:: THE INPUT ::

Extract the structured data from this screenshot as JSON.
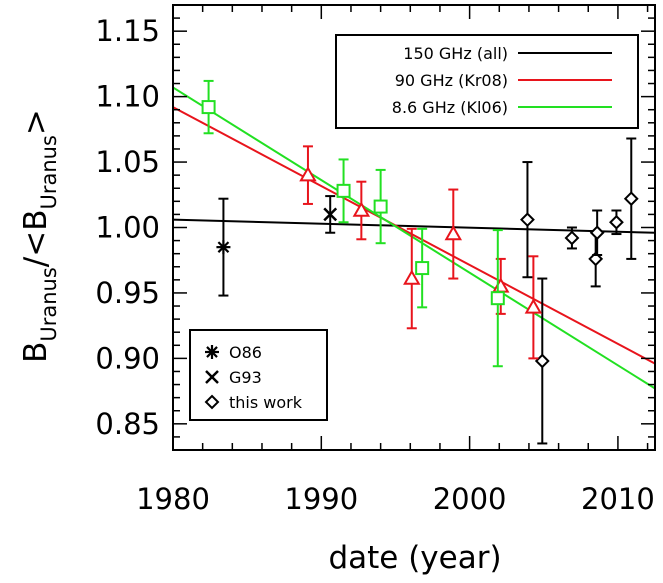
{
  "chart_data": {
    "type": "scatter",
    "title": "",
    "xlabel": "date (year)",
    "ylabel": {
      "base": "B",
      "sub": "Uranus",
      "mid": "/<B",
      "sub2": "Uranus",
      "end": ">"
    },
    "xlim": [
      1980,
      2012.5
    ],
    "ylim": [
      0.83,
      1.17
    ],
    "x_ticks": [
      1980,
      1990,
      2000,
      2010
    ],
    "x_tick_labels": [
      "1980",
      "1990",
      "2000",
      "2010"
    ],
    "y_ticks": [
      0.85,
      0.9,
      0.95,
      1.0,
      1.05,
      1.1,
      1.15
    ],
    "y_tick_labels": [
      "0.85",
      "0.90",
      "0.95",
      "1.00",
      "1.05",
      "1.10",
      "1.15"
    ],
    "legend_lines": {
      "placement": "top-right",
      "entries": [
        {
          "label": "150 GHz (all)",
          "color": "#000000"
        },
        {
          "label": "90 GHz (Kr08)",
          "color": "#e8141c"
        },
        {
          "label": "8.6 GHz (Kl06)",
          "color": "#22e022"
        }
      ]
    },
    "legend_markers": {
      "placement": "bottom-left",
      "entries": [
        {
          "label": "O86",
          "marker": "asterisk"
        },
        {
          "label": "G93",
          "marker": "cross"
        },
        {
          "label": "this work",
          "marker": "diamond"
        }
      ]
    },
    "fit_lines": [
      {
        "color": "#000000",
        "x": [
          1980,
          2012.5
        ],
        "y": [
          1.006,
          0.996
        ]
      },
      {
        "color": "#e8141c",
        "x": [
          1980,
          2012.5
        ],
        "y": [
          1.092,
          0.896
        ]
      },
      {
        "color": "#22e022",
        "x": [
          1980,
          2012.5
        ],
        "y": [
          1.107,
          0.877
        ]
      }
    ],
    "series": [
      {
        "marker": "asterisk",
        "color": "#000000",
        "points": [
          {
            "x": 1983.4,
            "y": 0.985,
            "err": 0.037
          }
        ]
      },
      {
        "marker": "cross",
        "color": "#000000",
        "points": [
          {
            "x": 1990.6,
            "y": 1.01,
            "err": 0.014
          }
        ]
      },
      {
        "marker": "diamond",
        "color": "#000000",
        "points": [
          {
            "x": 2003.9,
            "y": 1.006,
            "err": 0.044
          },
          {
            "x": 2004.9,
            "y": 0.898,
            "err": 0.063
          },
          {
            "x": 2006.9,
            "y": 0.992,
            "err": 0.008
          },
          {
            "x": 2008.5,
            "y": 0.976,
            "err": 0.021
          },
          {
            "x": 2008.6,
            "y": 0.996,
            "err": 0.017
          },
          {
            "x": 2009.9,
            "y": 1.004,
            "err": 0.009
          },
          {
            "x": 2010.9,
            "y": 1.022,
            "err": 0.046
          }
        ]
      },
      {
        "marker": "triangle",
        "color": "#e8141c",
        "points": [
          {
            "x": 1989.1,
            "y": 1.04,
            "err": 0.022
          },
          {
            "x": 1992.7,
            "y": 1.013,
            "err": 0.022
          },
          {
            "x": 1996.1,
            "y": 0.961,
            "err": 0.038
          },
          {
            "x": 1998.9,
            "y": 0.995,
            "err": 0.034
          },
          {
            "x": 2002.1,
            "y": 0.955,
            "err": 0.021
          },
          {
            "x": 2004.3,
            "y": 0.939,
            "err": 0.039
          }
        ]
      },
      {
        "marker": "square",
        "color": "#22e022",
        "points": [
          {
            "x": 1982.4,
            "y": 1.092,
            "err": 0.02
          },
          {
            "x": 1991.5,
            "y": 1.028,
            "err": 0.024
          },
          {
            "x": 1994.0,
            "y": 1.016,
            "err": 0.028
          },
          {
            "x": 1996.8,
            "y": 0.969,
            "err": 0.03
          },
          {
            "x": 2001.9,
            "y": 0.946,
            "err": 0.052
          }
        ]
      }
    ]
  }
}
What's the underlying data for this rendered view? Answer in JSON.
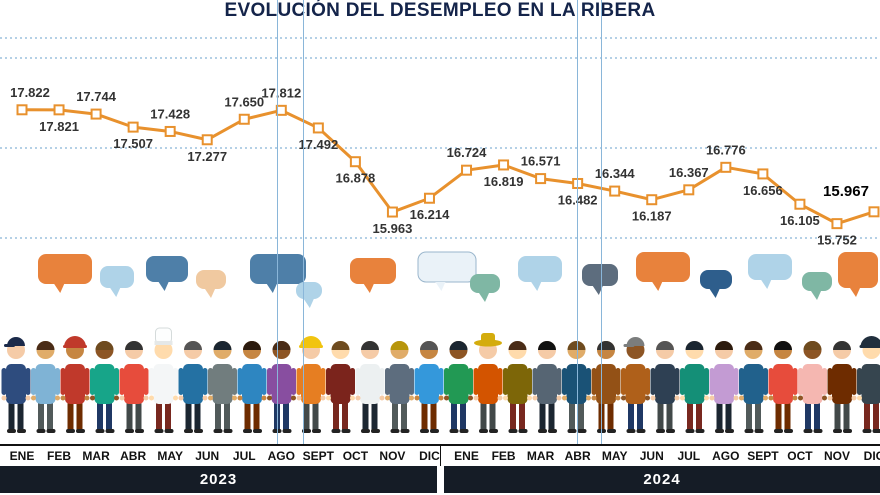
{
  "title": "EVOLUCIÓN DEL DESEMPLEO EN LA RIBERA",
  "colors": {
    "accent_orange": "#E8912D",
    "navy_title": "#14244A",
    "year_band_bg": "#151C26",
    "grid_blue": "#6AA0CC",
    "vline_blue": "#8AB6D9",
    "label_text": "#333333"
  },
  "chart_data": {
    "type": "line",
    "title": "EVOLUCIÓN DEL DESEMPLEO EN LA RIBERA",
    "ylim": [
      15600,
      18000
    ],
    "line_color": "#E8912D",
    "marker": "square-white",
    "grid": "dotted-horizontal",
    "years": [
      {
        "label": "2023",
        "months": 12
      },
      {
        "label": "2024",
        "months": 12
      }
    ],
    "points": [
      {
        "month": "ENE",
        "value": 17822,
        "label": "17.822",
        "label_pos": "above",
        "bold": false
      },
      {
        "month": "FEB",
        "value": 17821,
        "label": "17.821",
        "label_pos": "below",
        "bold": false
      },
      {
        "month": "MAR",
        "value": 17744,
        "label": "17.744",
        "label_pos": "above",
        "bold": false
      },
      {
        "month": "ABR",
        "value": 17507,
        "label": "17.507",
        "label_pos": "below",
        "bold": false
      },
      {
        "month": "MAY",
        "value": 17428,
        "label": "17.428",
        "label_pos": "above",
        "bold": false
      },
      {
        "month": "JUN",
        "value": 17277,
        "label": "17.277",
        "label_pos": "below",
        "bold": false
      },
      {
        "month": "JUL",
        "value": 17650,
        "label": "17.650",
        "label_pos": "above",
        "bold": false
      },
      {
        "month": "AGO",
        "value": 17812,
        "label": "17.812",
        "label_pos": "above",
        "bold": false
      },
      {
        "month": "SEPT",
        "value": 17492,
        "label": "17.492",
        "label_pos": "below",
        "bold": false
      },
      {
        "month": "OCT",
        "value": 16878,
        "label": "16.878",
        "label_pos": "below",
        "bold": false
      },
      {
        "month": "NOV",
        "value": 15963,
        "label": "15.963",
        "label_pos": "below",
        "bold": false
      },
      {
        "month": "DIC",
        "value": 16214,
        "label": "16.214",
        "label_pos": "below",
        "bold": false
      },
      {
        "month": "ENE",
        "value": 16724,
        "label": "16.724",
        "label_pos": "above",
        "bold": false
      },
      {
        "month": "FEB",
        "value": 16819,
        "label": "16.819",
        "label_pos": "below",
        "bold": false
      },
      {
        "month": "MAR",
        "value": 16571,
        "label": "16.571",
        "label_pos": "above",
        "bold": false
      },
      {
        "month": "ABR",
        "value": 16482,
        "label": "16.482",
        "label_pos": "below",
        "bold": false
      },
      {
        "month": "MAY",
        "value": 16344,
        "label": "16.344",
        "label_pos": "above",
        "bold": false
      },
      {
        "month": "JUN",
        "value": 16187,
        "label": "16.187",
        "label_pos": "below",
        "bold": false
      },
      {
        "month": "JUL",
        "value": 16367,
        "label": "16.367",
        "label_pos": "above",
        "bold": false
      },
      {
        "month": "AGO",
        "value": 16776,
        "label": "16.776",
        "label_pos": "above",
        "bold": false
      },
      {
        "month": "SEPT",
        "value": 16656,
        "label": "16.656",
        "label_pos": "below",
        "bold": false
      },
      {
        "month": "OCT",
        "value": 16105,
        "label": "16.105",
        "label_pos": "below",
        "bold": false
      },
      {
        "month": "NOV",
        "value": 15752,
        "label": "15.752",
        "label_pos": "below",
        "bold": false
      },
      {
        "month": "DIC",
        "value": 15967,
        "label": "15.967",
        "label_pos": "above",
        "bold": true
      }
    ]
  },
  "illustration": {
    "description": "crowd-of-workers-with-speech-bubbles",
    "bubble_palette": [
      "#E8823C",
      "#AFD3E8",
      "#4E7FA8",
      "#7FB7A4",
      "#5D6D7E",
      "#F0C9A0",
      "#EAF2F8",
      "#2E5E8C"
    ]
  }
}
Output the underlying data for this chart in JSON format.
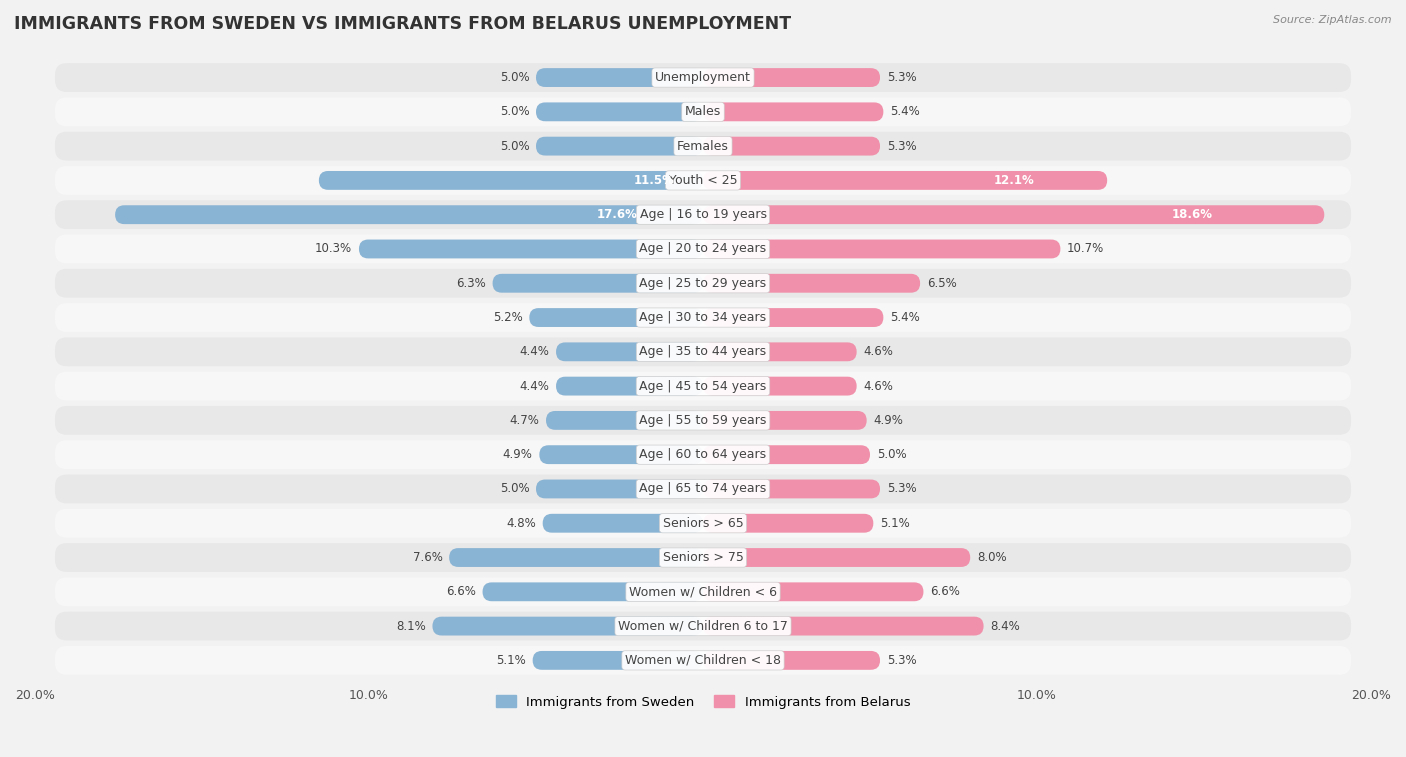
{
  "title": "IMMIGRANTS FROM SWEDEN VS IMMIGRANTS FROM BELARUS UNEMPLOYMENT",
  "source": "Source: ZipAtlas.com",
  "categories": [
    "Unemployment",
    "Males",
    "Females",
    "Youth < 25",
    "Age | 16 to 19 years",
    "Age | 20 to 24 years",
    "Age | 25 to 29 years",
    "Age | 30 to 34 years",
    "Age | 35 to 44 years",
    "Age | 45 to 54 years",
    "Age | 55 to 59 years",
    "Age | 60 to 64 years",
    "Age | 65 to 74 years",
    "Seniors > 65",
    "Seniors > 75",
    "Women w/ Children < 6",
    "Women w/ Children 6 to 17",
    "Women w/ Children < 18"
  ],
  "sweden_values": [
    5.0,
    5.0,
    5.0,
    11.5,
    17.6,
    10.3,
    6.3,
    5.2,
    4.4,
    4.4,
    4.7,
    4.9,
    5.0,
    4.8,
    7.6,
    6.6,
    8.1,
    5.1
  ],
  "belarus_values": [
    5.3,
    5.4,
    5.3,
    12.1,
    18.6,
    10.7,
    6.5,
    5.4,
    4.6,
    4.6,
    4.9,
    5.0,
    5.3,
    5.1,
    8.0,
    6.6,
    8.4,
    5.3
  ],
  "sweden_color": "#8ab4d4",
  "belarus_color": "#f090aa",
  "sweden_label": "Immigrants from Sweden",
  "belarus_label": "Immigrants from Belarus",
  "xlim": 20.0,
  "background_color": "#f2f2f2",
  "row_color_even": "#e8e8e8",
  "row_color_odd": "#f7f7f7",
  "bar_height": 0.55,
  "title_fontsize": 12.5,
  "label_fontsize": 9.0,
  "value_fontsize": 8.5,
  "large_value_threshold": 11.0
}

:::

Return each line that includes "Children".

    "Women w/ Children < 6",
    "Women w/ Children 6 to 17",
    "Women w/ Children < 18"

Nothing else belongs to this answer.